SUPPLIED ENTRIES —
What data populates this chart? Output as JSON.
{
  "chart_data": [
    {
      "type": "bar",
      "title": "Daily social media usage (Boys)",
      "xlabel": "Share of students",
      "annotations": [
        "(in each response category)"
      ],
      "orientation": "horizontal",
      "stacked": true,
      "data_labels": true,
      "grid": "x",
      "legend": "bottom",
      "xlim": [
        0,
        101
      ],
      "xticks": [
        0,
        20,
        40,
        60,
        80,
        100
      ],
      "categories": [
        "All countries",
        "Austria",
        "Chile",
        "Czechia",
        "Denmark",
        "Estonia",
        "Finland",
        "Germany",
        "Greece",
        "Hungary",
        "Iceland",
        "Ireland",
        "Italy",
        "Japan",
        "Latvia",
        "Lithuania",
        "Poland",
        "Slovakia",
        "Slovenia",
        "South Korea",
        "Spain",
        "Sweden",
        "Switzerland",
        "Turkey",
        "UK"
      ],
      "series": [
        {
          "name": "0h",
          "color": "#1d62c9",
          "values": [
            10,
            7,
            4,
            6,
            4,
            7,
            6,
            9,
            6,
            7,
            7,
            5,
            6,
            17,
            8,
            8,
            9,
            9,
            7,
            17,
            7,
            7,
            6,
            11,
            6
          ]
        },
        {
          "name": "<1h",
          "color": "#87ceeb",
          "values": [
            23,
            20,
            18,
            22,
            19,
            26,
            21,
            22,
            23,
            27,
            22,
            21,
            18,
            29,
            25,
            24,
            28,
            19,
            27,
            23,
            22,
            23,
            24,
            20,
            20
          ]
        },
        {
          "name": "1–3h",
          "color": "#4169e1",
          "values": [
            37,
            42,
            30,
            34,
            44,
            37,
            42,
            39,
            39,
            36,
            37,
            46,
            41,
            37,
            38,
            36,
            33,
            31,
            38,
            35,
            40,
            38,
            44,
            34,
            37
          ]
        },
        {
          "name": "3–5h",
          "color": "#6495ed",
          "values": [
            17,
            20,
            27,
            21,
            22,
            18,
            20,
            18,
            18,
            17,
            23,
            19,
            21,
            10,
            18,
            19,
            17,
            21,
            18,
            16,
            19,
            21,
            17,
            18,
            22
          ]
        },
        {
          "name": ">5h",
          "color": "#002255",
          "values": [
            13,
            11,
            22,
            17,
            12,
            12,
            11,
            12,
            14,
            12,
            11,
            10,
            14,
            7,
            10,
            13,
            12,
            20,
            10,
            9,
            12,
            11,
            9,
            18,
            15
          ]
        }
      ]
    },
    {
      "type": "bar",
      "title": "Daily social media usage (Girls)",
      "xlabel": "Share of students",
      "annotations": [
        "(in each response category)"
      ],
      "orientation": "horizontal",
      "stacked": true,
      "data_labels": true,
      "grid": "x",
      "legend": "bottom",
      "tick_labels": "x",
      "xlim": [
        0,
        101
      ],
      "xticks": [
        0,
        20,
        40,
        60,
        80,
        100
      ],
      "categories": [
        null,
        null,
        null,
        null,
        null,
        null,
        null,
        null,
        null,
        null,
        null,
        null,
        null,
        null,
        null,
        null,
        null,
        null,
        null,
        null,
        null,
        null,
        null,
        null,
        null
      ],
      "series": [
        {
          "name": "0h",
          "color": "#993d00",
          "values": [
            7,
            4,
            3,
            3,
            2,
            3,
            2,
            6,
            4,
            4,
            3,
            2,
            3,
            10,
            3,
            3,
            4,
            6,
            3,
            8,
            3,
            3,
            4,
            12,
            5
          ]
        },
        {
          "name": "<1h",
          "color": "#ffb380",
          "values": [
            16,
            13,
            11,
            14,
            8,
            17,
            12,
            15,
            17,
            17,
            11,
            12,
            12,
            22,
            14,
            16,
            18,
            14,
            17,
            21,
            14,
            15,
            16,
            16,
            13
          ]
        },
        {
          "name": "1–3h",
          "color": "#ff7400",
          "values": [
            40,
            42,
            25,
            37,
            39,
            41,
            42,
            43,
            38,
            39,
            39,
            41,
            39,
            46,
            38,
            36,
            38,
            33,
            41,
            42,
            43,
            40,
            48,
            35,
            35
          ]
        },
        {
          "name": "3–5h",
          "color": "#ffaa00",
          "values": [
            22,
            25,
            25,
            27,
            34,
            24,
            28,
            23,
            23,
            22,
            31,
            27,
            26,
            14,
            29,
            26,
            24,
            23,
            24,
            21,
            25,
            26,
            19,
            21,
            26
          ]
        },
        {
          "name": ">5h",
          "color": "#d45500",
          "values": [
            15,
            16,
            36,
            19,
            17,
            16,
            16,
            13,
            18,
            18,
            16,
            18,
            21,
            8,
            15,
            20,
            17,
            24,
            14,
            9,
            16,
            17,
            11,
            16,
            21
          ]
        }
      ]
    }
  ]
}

WHAT YOU HAVE TO DO — Using the listing above, gather each line that holds the string "social" and copy it.

WRITTEN SOLUTION —
      "title": "Daily social media usage (Boys)",
      "title": "Daily social media usage (Girls)",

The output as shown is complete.